## Instructions to follow
Repeat, exactly and in full, the lines of the listing below, but without any pictures.

## Data excerpts
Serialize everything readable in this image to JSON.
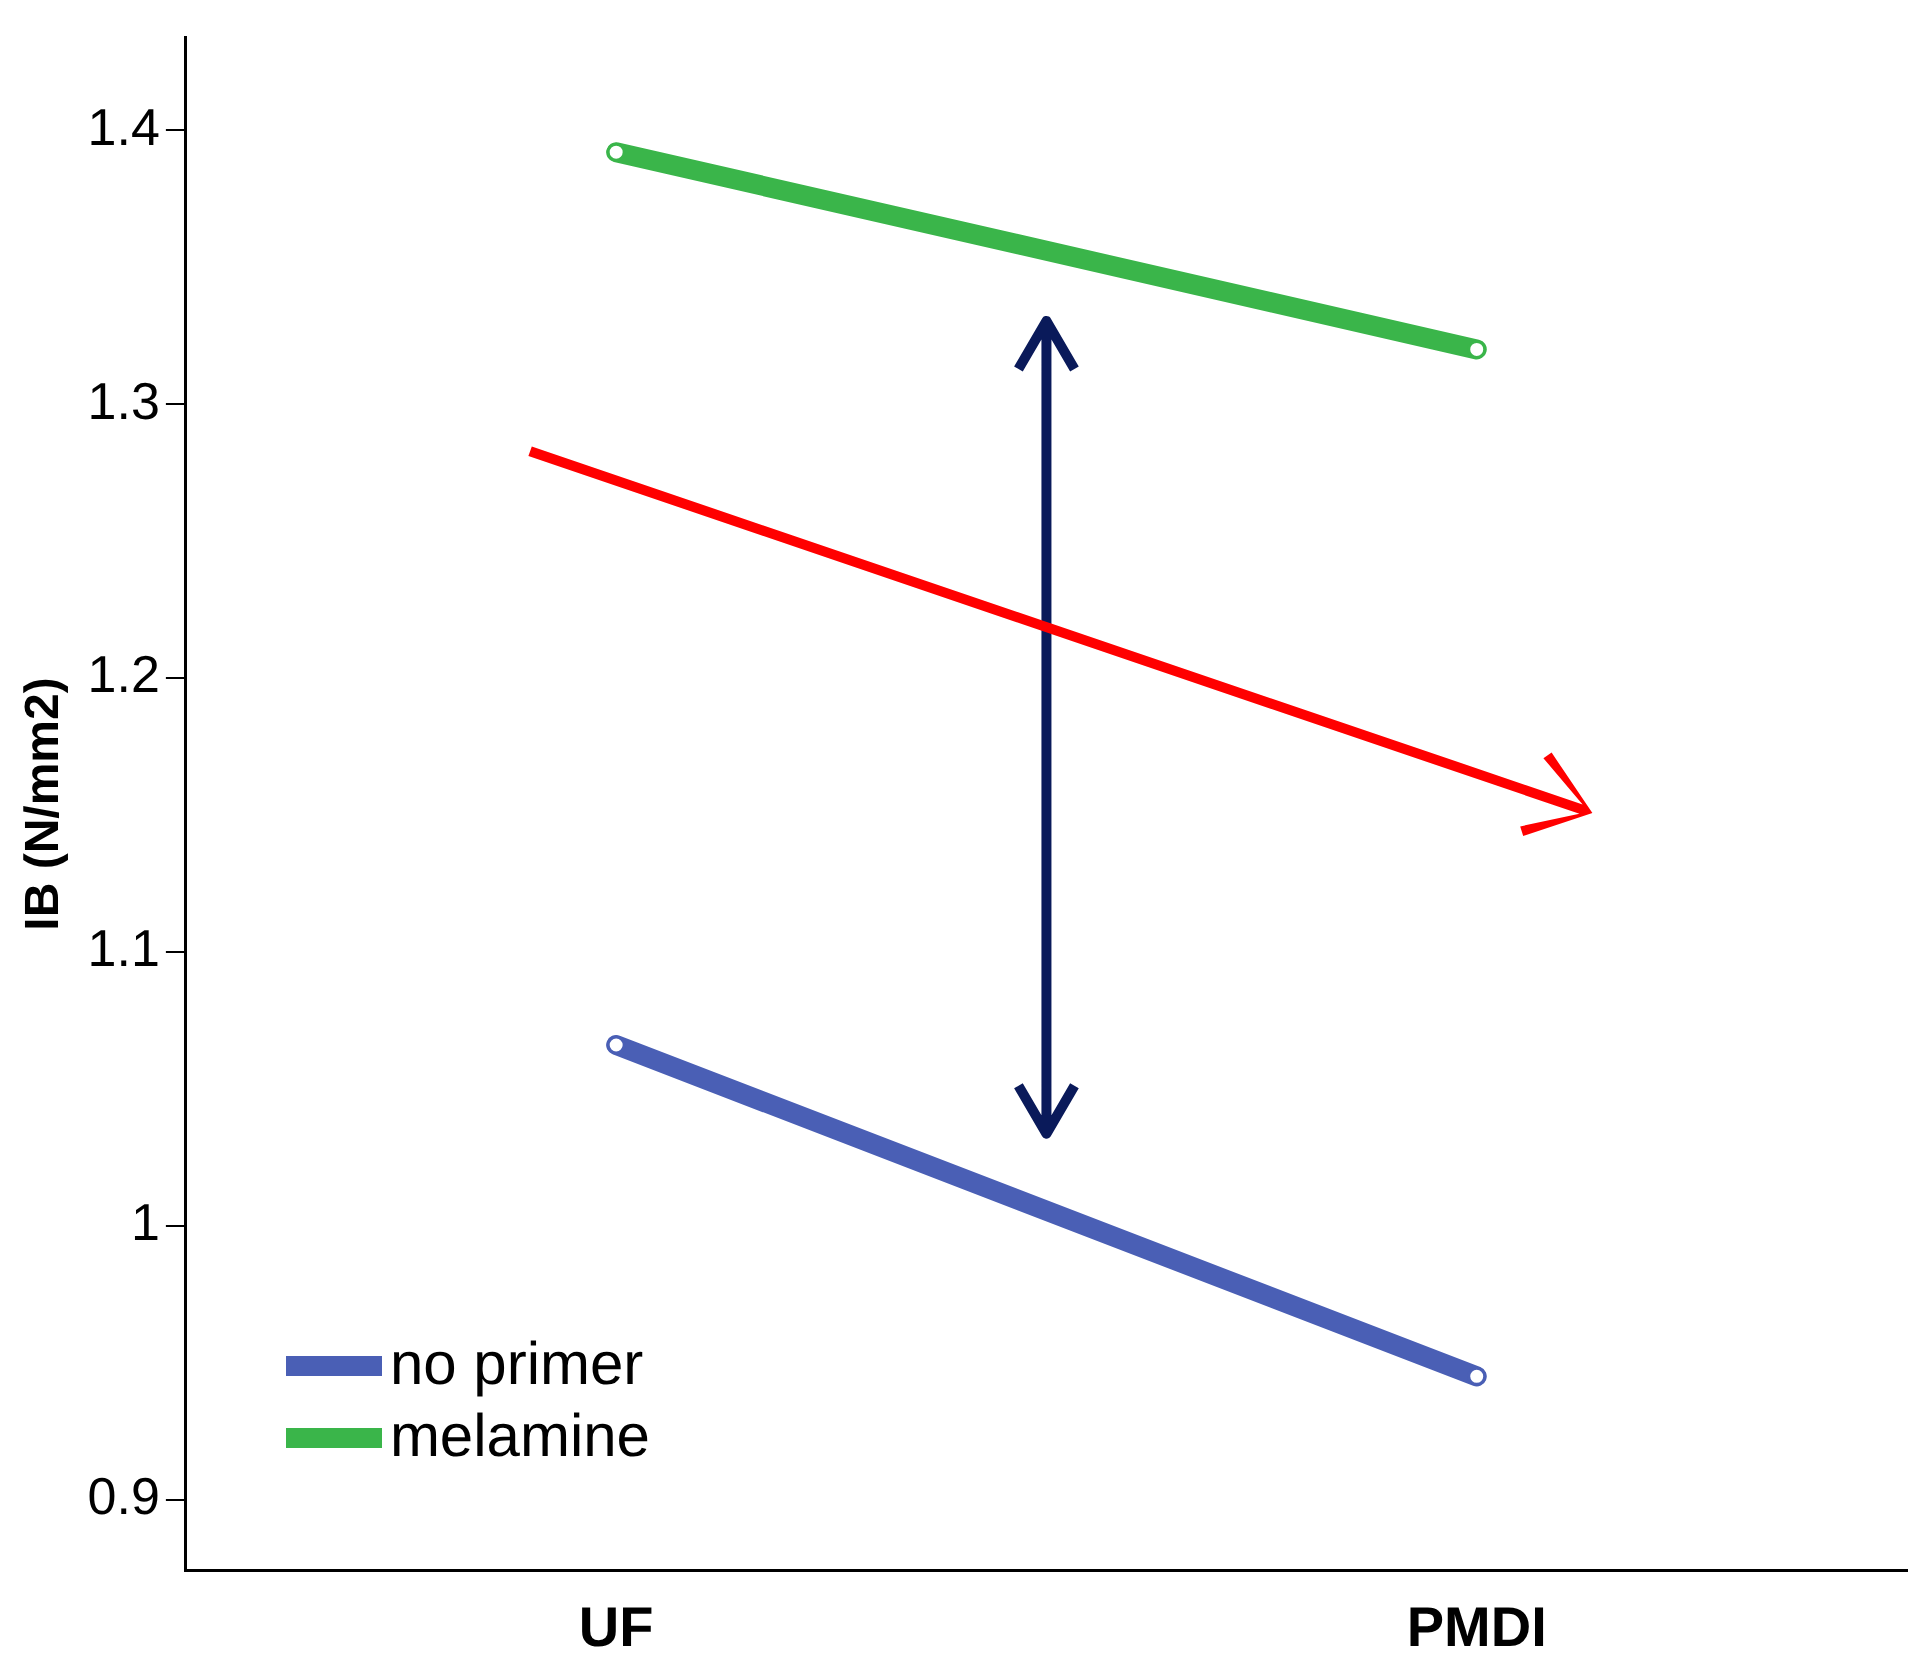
{
  "chart_data": {
    "type": "line",
    "ylabel": "IB (N/mm2)",
    "categories": [
      "UF",
      "PMDI"
    ],
    "series": [
      {
        "name": "no primer",
        "color": "#4a5fb5",
        "values": [
          1.066,
          0.945
        ]
      },
      {
        "name": "melamine",
        "color": "#3ab54a",
        "values": [
          1.392,
          1.32
        ]
      }
    ],
    "ylim": [
      0.874,
      1.434
    ],
    "yticks": [
      0.9,
      1.0,
      1.1,
      1.2,
      1.3,
      1.4
    ],
    "grid": false,
    "legend": "bottom left",
    "marker": "circle",
    "line_style": "solid"
  }
}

## Correct output
Serialize everything readable in this image to JSON.
{
  "chart_data": {
    "type": "line",
    "ylabel": "IB (N/mm2)",
    "categories": [
      "UF",
      "PMDI"
    ],
    "series": [
      {
        "name": "no primer",
        "color": "#4a5fb5",
        "values": [
          1.066,
          0.945
        ]
      },
      {
        "name": "melamine",
        "color": "#3ab54a",
        "values": [
          1.392,
          1.32
        ]
      }
    ],
    "ylim": [
      0.874,
      1.434
    ],
    "yticks": [
      0.9,
      1.0,
      1.1,
      1.2,
      1.3,
      1.4
    ],
    "grid": false,
    "legend": "bottom left",
    "marker": "circle",
    "line_style": "solid"
  }
}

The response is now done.